[A run of records]
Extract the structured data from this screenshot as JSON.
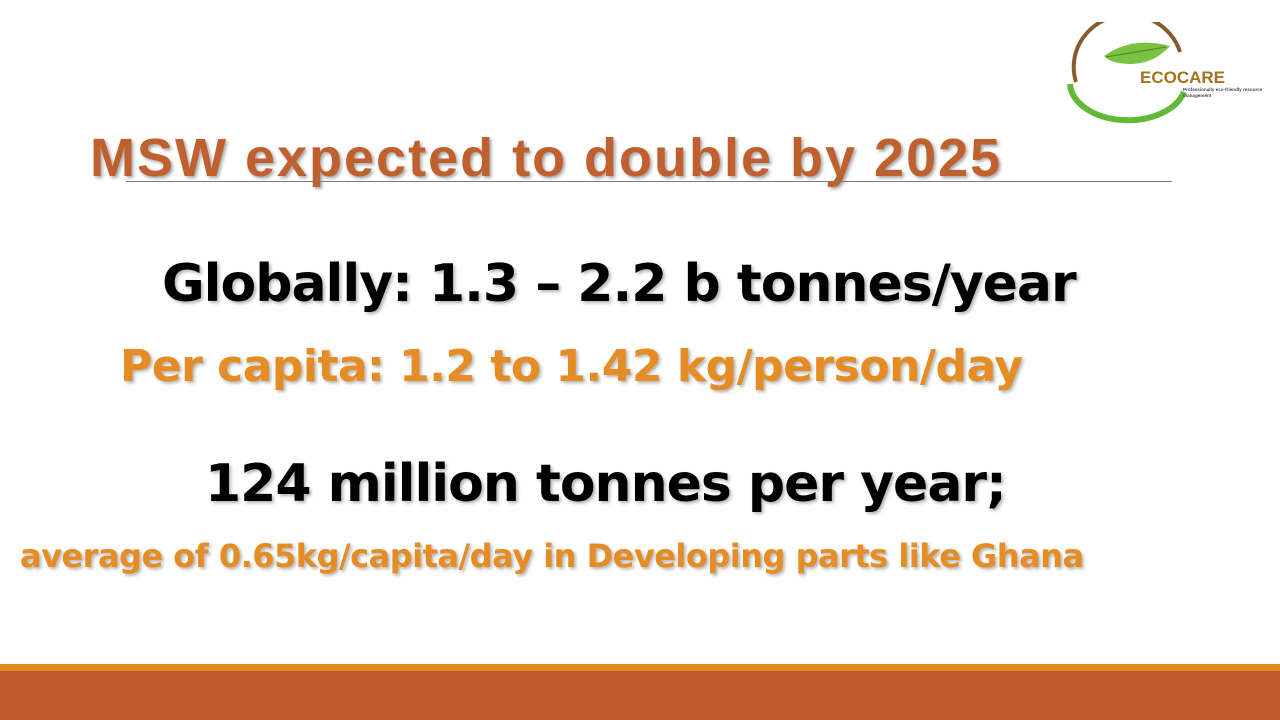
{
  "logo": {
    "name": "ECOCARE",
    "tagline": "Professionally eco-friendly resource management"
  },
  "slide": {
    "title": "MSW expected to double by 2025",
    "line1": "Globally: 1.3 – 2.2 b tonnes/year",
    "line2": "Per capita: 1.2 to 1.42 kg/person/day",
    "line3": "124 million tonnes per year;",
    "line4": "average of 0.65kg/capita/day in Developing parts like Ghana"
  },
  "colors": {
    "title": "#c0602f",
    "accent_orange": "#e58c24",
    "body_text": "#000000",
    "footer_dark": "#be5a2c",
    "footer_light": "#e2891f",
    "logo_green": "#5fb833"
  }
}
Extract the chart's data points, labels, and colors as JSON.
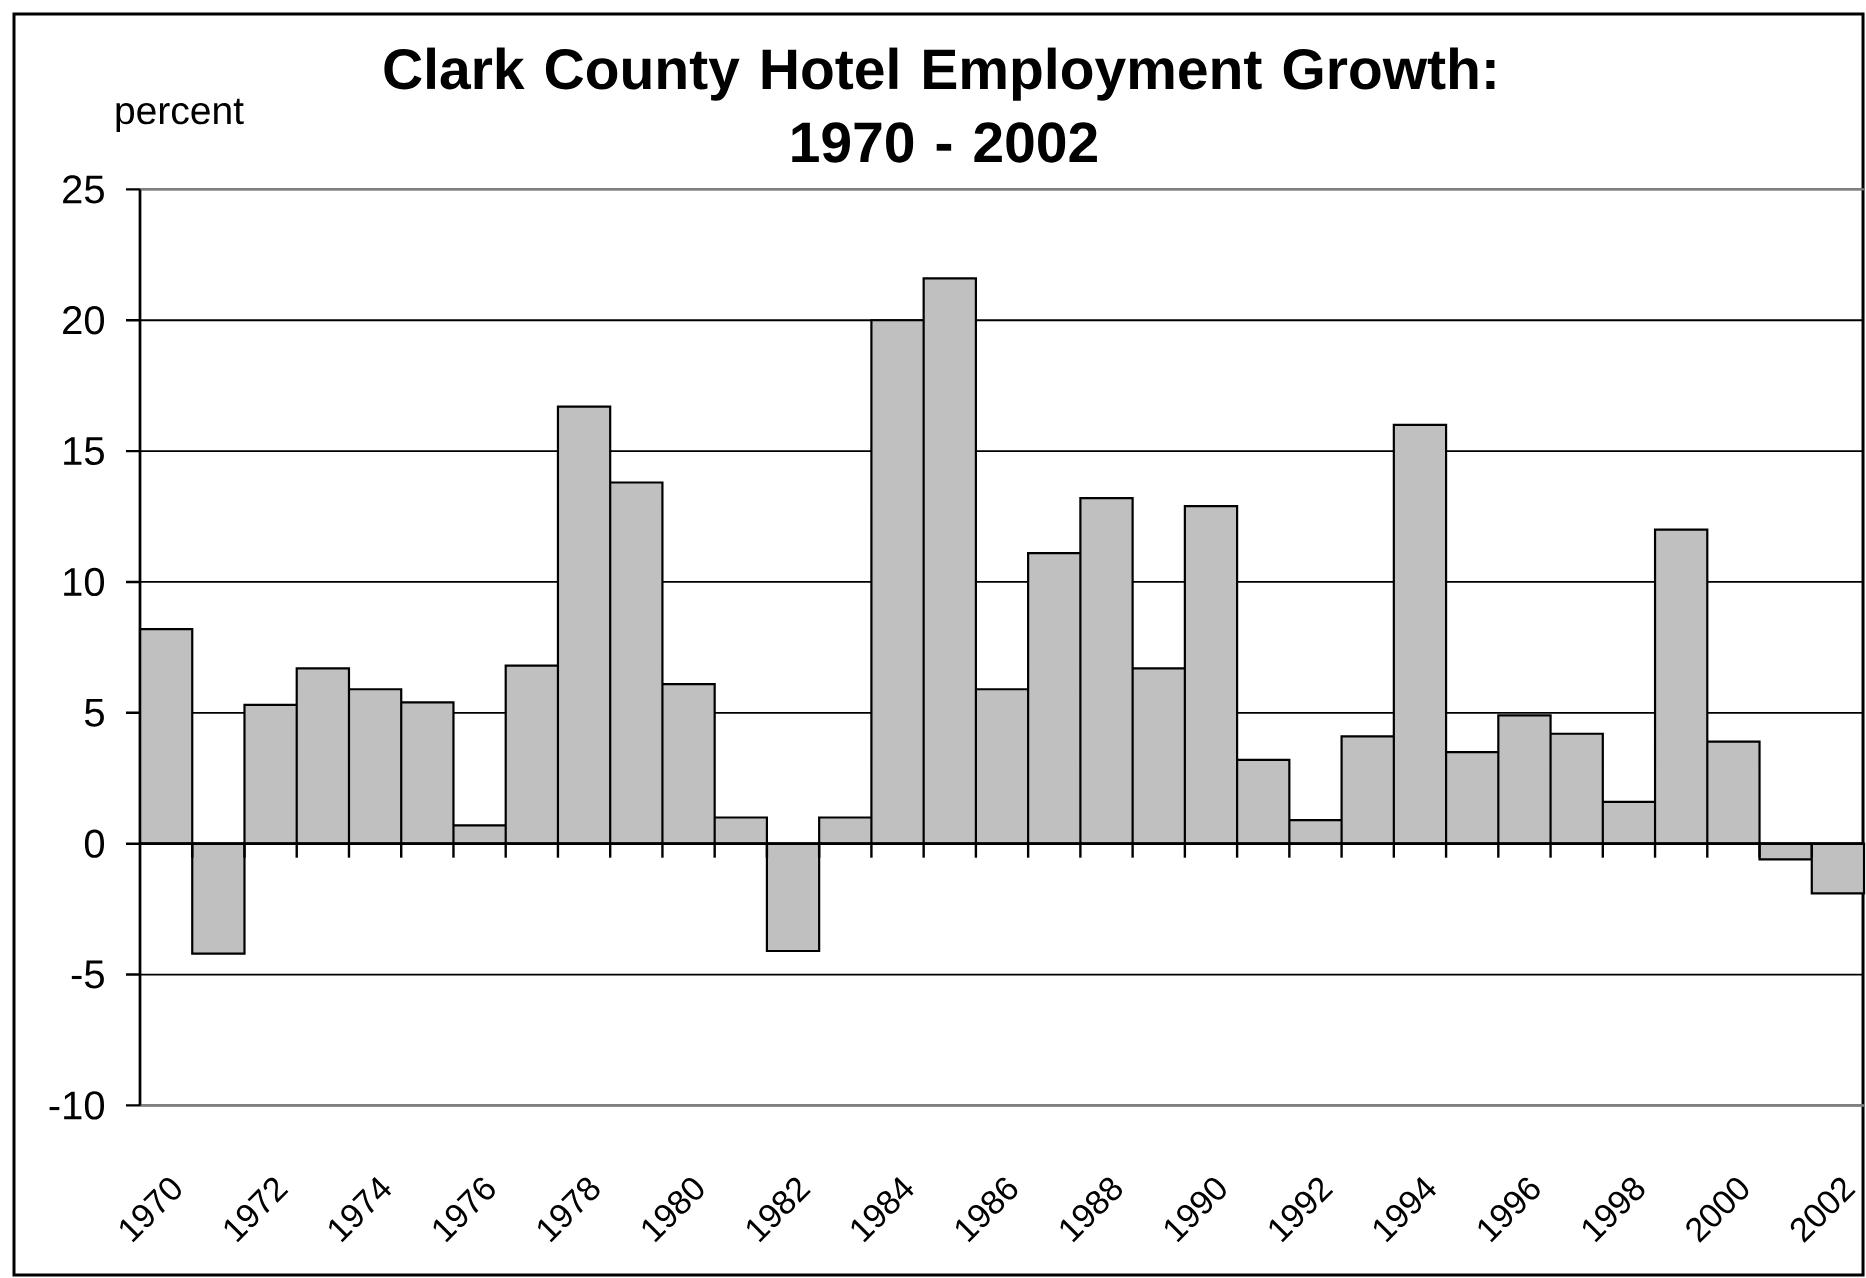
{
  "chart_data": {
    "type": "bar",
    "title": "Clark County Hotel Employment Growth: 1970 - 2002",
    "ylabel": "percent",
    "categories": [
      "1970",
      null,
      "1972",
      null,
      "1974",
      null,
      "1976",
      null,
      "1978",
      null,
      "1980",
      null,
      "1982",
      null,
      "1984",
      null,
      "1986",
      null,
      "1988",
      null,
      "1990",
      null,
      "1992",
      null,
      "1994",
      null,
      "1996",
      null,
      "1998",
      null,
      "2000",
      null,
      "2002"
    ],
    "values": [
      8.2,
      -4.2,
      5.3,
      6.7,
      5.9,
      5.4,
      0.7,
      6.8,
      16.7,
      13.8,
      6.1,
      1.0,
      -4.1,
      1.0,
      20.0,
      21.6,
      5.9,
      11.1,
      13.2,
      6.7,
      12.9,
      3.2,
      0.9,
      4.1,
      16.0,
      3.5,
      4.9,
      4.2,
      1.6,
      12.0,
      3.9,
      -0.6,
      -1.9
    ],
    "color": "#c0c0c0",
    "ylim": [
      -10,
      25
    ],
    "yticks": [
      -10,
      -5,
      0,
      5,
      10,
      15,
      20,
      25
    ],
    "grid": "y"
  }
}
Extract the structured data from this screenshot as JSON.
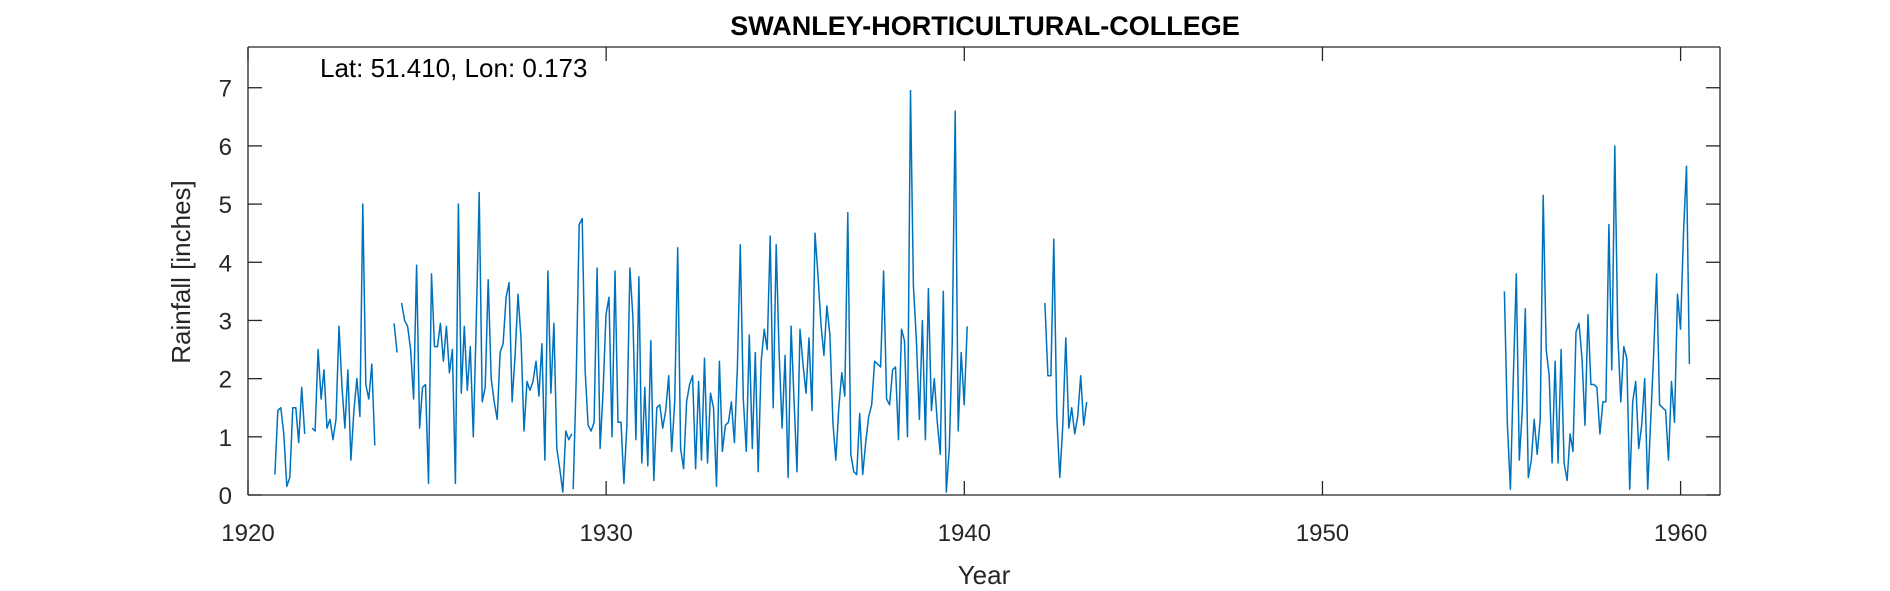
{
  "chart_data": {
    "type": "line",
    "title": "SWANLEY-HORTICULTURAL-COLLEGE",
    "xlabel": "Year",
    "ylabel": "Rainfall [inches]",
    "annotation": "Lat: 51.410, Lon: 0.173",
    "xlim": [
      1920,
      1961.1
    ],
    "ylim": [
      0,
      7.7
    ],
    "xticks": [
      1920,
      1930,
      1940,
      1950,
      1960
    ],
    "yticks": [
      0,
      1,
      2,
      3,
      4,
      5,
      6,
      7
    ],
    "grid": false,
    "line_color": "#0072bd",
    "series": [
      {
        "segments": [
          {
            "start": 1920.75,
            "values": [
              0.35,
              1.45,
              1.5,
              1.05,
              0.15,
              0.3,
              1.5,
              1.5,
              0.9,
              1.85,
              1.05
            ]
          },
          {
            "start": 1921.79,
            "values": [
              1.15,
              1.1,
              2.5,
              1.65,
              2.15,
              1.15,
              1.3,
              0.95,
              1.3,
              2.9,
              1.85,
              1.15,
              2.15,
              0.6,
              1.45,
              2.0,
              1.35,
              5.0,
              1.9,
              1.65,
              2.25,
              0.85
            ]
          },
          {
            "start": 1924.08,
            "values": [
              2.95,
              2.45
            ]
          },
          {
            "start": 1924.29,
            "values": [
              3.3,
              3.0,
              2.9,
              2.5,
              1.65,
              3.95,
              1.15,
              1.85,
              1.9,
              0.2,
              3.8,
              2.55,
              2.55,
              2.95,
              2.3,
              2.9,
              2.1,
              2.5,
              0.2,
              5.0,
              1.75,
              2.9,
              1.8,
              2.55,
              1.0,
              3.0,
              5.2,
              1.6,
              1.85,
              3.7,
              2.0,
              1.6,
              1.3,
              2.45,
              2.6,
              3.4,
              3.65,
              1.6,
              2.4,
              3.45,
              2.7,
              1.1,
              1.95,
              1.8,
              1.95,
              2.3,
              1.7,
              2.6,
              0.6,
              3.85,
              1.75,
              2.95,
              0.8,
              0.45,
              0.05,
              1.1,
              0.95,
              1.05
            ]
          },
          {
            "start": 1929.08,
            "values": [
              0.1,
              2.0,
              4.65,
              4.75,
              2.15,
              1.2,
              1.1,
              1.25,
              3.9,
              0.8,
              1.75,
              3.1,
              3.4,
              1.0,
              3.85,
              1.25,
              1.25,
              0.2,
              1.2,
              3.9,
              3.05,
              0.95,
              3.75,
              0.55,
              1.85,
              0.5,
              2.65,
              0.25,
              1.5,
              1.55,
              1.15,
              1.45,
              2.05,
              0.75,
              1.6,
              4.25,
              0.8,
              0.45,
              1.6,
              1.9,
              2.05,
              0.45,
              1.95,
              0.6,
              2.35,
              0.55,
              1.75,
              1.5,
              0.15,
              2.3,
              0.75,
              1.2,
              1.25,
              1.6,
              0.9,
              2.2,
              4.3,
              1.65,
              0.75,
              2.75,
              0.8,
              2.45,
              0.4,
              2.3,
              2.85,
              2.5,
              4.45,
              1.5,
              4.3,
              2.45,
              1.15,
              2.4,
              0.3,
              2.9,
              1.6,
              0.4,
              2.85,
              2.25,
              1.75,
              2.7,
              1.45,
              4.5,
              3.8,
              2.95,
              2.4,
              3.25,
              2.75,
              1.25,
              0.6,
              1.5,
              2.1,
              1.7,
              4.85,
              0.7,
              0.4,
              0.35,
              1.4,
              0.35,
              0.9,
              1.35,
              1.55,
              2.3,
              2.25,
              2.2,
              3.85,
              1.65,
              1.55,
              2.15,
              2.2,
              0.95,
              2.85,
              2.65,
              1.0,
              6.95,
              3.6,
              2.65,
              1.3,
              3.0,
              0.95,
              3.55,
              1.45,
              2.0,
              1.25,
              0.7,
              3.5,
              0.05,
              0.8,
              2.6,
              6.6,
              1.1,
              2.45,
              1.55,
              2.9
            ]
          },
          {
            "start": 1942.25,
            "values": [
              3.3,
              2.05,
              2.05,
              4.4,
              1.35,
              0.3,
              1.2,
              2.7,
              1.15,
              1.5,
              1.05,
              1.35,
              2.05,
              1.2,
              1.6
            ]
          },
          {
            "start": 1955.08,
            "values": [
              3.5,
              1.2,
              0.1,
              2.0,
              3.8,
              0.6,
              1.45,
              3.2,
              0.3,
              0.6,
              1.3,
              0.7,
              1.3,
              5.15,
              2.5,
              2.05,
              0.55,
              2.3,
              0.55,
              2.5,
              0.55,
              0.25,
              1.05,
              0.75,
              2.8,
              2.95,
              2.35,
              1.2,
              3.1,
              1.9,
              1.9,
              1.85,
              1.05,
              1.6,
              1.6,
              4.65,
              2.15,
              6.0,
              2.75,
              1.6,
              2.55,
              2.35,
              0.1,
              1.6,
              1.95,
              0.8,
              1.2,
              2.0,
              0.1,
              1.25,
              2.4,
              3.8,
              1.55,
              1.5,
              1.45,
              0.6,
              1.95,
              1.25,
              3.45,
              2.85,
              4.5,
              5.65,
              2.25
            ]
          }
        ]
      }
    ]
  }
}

**WHAT YOU NEED TO DO**
Extract all lines of the records above that include "capita".

**THE SOLUTION**
    "line2": "Per capita: 1.2 to 1.42 kg/person/day",
    "line4": "average of 0.65kg/capita/day in Developing parts like Ghana"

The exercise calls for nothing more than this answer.